*Directions*
Your answer should be the full listing, copied word for word.

*Data*
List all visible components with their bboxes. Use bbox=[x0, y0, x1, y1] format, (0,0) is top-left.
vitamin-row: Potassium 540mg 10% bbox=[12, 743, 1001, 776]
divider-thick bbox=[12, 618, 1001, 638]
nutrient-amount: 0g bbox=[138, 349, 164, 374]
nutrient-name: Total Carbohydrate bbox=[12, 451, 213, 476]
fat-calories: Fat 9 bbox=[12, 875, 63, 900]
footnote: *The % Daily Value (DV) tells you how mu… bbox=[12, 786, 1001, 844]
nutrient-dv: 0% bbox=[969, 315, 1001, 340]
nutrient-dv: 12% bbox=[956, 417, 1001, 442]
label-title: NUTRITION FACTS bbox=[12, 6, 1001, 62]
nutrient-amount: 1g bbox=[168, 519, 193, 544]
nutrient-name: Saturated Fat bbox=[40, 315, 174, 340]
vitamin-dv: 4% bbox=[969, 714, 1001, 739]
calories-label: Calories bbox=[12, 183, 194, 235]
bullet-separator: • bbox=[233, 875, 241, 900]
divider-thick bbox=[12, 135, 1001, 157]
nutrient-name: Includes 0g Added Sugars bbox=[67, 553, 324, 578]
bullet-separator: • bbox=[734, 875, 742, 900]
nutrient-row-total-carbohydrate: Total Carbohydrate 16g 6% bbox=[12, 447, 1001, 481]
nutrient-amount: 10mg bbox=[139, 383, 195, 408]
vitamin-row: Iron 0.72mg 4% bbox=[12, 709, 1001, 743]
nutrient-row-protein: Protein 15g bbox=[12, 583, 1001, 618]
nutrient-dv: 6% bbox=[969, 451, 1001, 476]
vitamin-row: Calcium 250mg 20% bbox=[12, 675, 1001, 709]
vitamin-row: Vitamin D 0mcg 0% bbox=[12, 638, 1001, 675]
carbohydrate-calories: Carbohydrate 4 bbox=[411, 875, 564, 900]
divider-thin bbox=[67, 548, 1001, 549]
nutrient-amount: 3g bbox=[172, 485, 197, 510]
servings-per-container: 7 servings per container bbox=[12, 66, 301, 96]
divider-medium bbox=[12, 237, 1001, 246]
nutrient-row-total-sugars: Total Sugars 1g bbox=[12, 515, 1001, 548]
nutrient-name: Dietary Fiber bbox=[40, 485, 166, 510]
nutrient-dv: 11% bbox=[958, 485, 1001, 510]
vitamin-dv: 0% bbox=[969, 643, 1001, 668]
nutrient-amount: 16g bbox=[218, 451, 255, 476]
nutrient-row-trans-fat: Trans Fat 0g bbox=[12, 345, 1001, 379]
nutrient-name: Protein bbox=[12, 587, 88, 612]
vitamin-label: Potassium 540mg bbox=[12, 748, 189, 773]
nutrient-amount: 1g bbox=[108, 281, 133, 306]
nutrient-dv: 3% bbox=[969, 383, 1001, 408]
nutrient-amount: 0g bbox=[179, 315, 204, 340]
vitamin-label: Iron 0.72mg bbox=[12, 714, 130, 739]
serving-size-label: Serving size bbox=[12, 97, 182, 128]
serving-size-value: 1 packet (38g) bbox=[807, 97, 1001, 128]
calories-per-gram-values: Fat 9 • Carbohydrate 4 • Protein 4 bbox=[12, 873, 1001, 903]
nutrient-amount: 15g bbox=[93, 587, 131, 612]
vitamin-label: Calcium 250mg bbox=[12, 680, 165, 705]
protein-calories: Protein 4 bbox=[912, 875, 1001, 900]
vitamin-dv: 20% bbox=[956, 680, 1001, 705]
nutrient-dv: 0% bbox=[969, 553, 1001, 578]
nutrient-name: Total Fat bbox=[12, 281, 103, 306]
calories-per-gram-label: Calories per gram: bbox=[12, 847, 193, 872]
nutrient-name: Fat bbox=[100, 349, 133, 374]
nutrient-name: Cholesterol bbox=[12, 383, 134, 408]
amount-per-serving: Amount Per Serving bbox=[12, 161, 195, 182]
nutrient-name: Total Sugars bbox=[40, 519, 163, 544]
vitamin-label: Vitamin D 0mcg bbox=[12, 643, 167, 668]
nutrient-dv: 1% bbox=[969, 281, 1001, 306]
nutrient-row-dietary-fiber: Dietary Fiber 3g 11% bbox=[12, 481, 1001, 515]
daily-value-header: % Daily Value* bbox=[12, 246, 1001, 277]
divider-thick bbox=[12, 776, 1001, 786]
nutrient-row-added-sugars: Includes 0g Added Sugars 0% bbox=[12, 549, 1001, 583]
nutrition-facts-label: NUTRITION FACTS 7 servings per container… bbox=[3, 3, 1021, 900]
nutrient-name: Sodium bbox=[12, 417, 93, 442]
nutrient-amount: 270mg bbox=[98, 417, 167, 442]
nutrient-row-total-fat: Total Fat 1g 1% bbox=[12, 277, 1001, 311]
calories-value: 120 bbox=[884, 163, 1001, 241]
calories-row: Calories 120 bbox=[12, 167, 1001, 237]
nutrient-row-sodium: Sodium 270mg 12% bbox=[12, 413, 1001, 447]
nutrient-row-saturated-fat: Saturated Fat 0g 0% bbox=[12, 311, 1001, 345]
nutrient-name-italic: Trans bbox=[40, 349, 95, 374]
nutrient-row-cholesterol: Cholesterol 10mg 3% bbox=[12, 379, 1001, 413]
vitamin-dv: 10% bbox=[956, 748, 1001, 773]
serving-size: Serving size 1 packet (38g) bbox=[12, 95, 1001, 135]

*Task solution*
List all visible components with their bboxes. Use bbox=[x0, y0, x1, y1] format, (0,0) is top-left.
vitamin-row: Potassium 540mg 10% bbox=[12, 743, 1001, 776]
divider-thick bbox=[12, 618, 1001, 638]
nutrient-amount: 0g bbox=[138, 349, 164, 374]
nutrient-name: Total Carbohydrate bbox=[12, 451, 213, 476]
fat-calories: Fat 9 bbox=[12, 875, 63, 900]
footnote: *The % Daily Value (DV) tells you how mu… bbox=[12, 786, 1001, 844]
nutrient-dv: 0% bbox=[969, 315, 1001, 340]
nutrient-dv: 12% bbox=[956, 417, 1001, 442]
label-title: NUTRITION FACTS bbox=[12, 6, 1001, 62]
nutrient-amount: 1g bbox=[168, 519, 193, 544]
nutrient-name: Saturated Fat bbox=[40, 315, 174, 340]
vitamin-dv: 4% bbox=[969, 714, 1001, 739]
calories-label: Calories bbox=[12, 183, 194, 235]
bullet-separator: • bbox=[233, 875, 241, 900]
divider-thick bbox=[12, 135, 1001, 157]
nutrient-name: Includes 0g Added Sugars bbox=[67, 553, 324, 578]
bullet-separator: • bbox=[734, 875, 742, 900]
nutrient-row-total-carbohydrate: Total Carbohydrate 16g 6% bbox=[12, 447, 1001, 481]
nutrient-amount: 10mg bbox=[139, 383, 195, 408]
vitamin-row: Iron 0.72mg 4% bbox=[12, 709, 1001, 743]
nutrient-row-protein: Protein 15g bbox=[12, 583, 1001, 618]
nutrient-dv: 6% bbox=[969, 451, 1001, 476]
vitamin-row: Calcium 250mg 20% bbox=[12, 675, 1001, 709]
vitamin-row: Vitamin D 0mcg 0% bbox=[12, 638, 1001, 675]
carbohydrate-calories: Carbohydrate 4 bbox=[411, 875, 564, 900]
divider-thin bbox=[67, 548, 1001, 549]
nutrient-amount: 3g bbox=[172, 485, 197, 510]
servings-per-container: 7 servings per container bbox=[12, 66, 301, 96]
divider-medium bbox=[12, 237, 1001, 246]
nutrient-row-total-sugars: Total Sugars 1g bbox=[12, 515, 1001, 548]
nutrient-name: Dietary Fiber bbox=[40, 485, 166, 510]
nutrient-dv: 11% bbox=[958, 485, 1001, 510]
vitamin-dv: 0% bbox=[969, 643, 1001, 668]
nutrient-amount: 16g bbox=[218, 451, 255, 476]
nutrient-row-trans-fat: Trans Fat 0g bbox=[12, 345, 1001, 379]
nutrient-name: Protein bbox=[12, 587, 88, 612]
vitamin-label: Potassium 540mg bbox=[12, 748, 189, 773]
nutrient-amount: 1g bbox=[108, 281, 133, 306]
nutrient-dv: 3% bbox=[969, 383, 1001, 408]
nutrient-amount: 0g bbox=[179, 315, 204, 340]
vitamin-label: Iron 0.72mg bbox=[12, 714, 130, 739]
serving-size-label: Serving size bbox=[12, 97, 182, 128]
serving-size-value: 1 packet (38g) bbox=[807, 97, 1001, 128]
calories-per-gram-values: Fat 9 • Carbohydrate 4 • Protein 4 bbox=[12, 873, 1001, 903]
nutrient-amount: 15g bbox=[93, 587, 131, 612]
vitamin-label: Calcium 250mg bbox=[12, 680, 165, 705]
protein-calories: Protein 4 bbox=[912, 875, 1001, 900]
vitamin-dv: 20% bbox=[956, 680, 1001, 705]
nutrient-dv: 0% bbox=[969, 553, 1001, 578]
nutrient-name: Total Fat bbox=[12, 281, 103, 306]
calories-per-gram-label: Calories per gram: bbox=[12, 847, 193, 872]
nutrient-name: Fat bbox=[100, 349, 133, 374]
nutrient-name: Cholesterol bbox=[12, 383, 134, 408]
amount-per-serving: Amount Per Serving bbox=[12, 161, 195, 182]
nutrient-name: Total Sugars bbox=[40, 519, 163, 544]
vitamin-label: Vitamin D 0mcg bbox=[12, 643, 167, 668]
nutrient-dv: 1% bbox=[969, 281, 1001, 306]
nutrient-row-dietary-fiber: Dietary Fiber 3g 11% bbox=[12, 481, 1001, 515]
daily-value-header: % Daily Value* bbox=[12, 246, 1001, 277]
divider-thick bbox=[12, 776, 1001, 786]
nutrient-row-added-sugars: Includes 0g Added Sugars 0% bbox=[12, 549, 1001, 583]
nutrition-facts-label: NUTRITION FACTS 7 servings per container… bbox=[3, 3, 1021, 900]
nutrient-name: Sodium bbox=[12, 417, 93, 442]
nutrient-amount: 270mg bbox=[98, 417, 167, 442]
nutrient-row-total-fat: Total Fat 1g 1% bbox=[12, 277, 1001, 311]
calories-value: 120 bbox=[884, 163, 1001, 241]
calories-row: Calories 120 bbox=[12, 167, 1001, 237]
nutrient-row-sodium: Sodium 270mg 12% bbox=[12, 413, 1001, 447]
nutrient-row-saturated-fat: Saturated Fat 0g 0% bbox=[12, 311, 1001, 345]
nutrient-name-italic: Trans bbox=[40, 349, 95, 374]
nutrient-row-cholesterol: Cholesterol 10mg 3% bbox=[12, 379, 1001, 413]
vitamin-dv: 10% bbox=[956, 748, 1001, 773]
serving-size: Serving size 1 packet (38g) bbox=[12, 95, 1001, 135]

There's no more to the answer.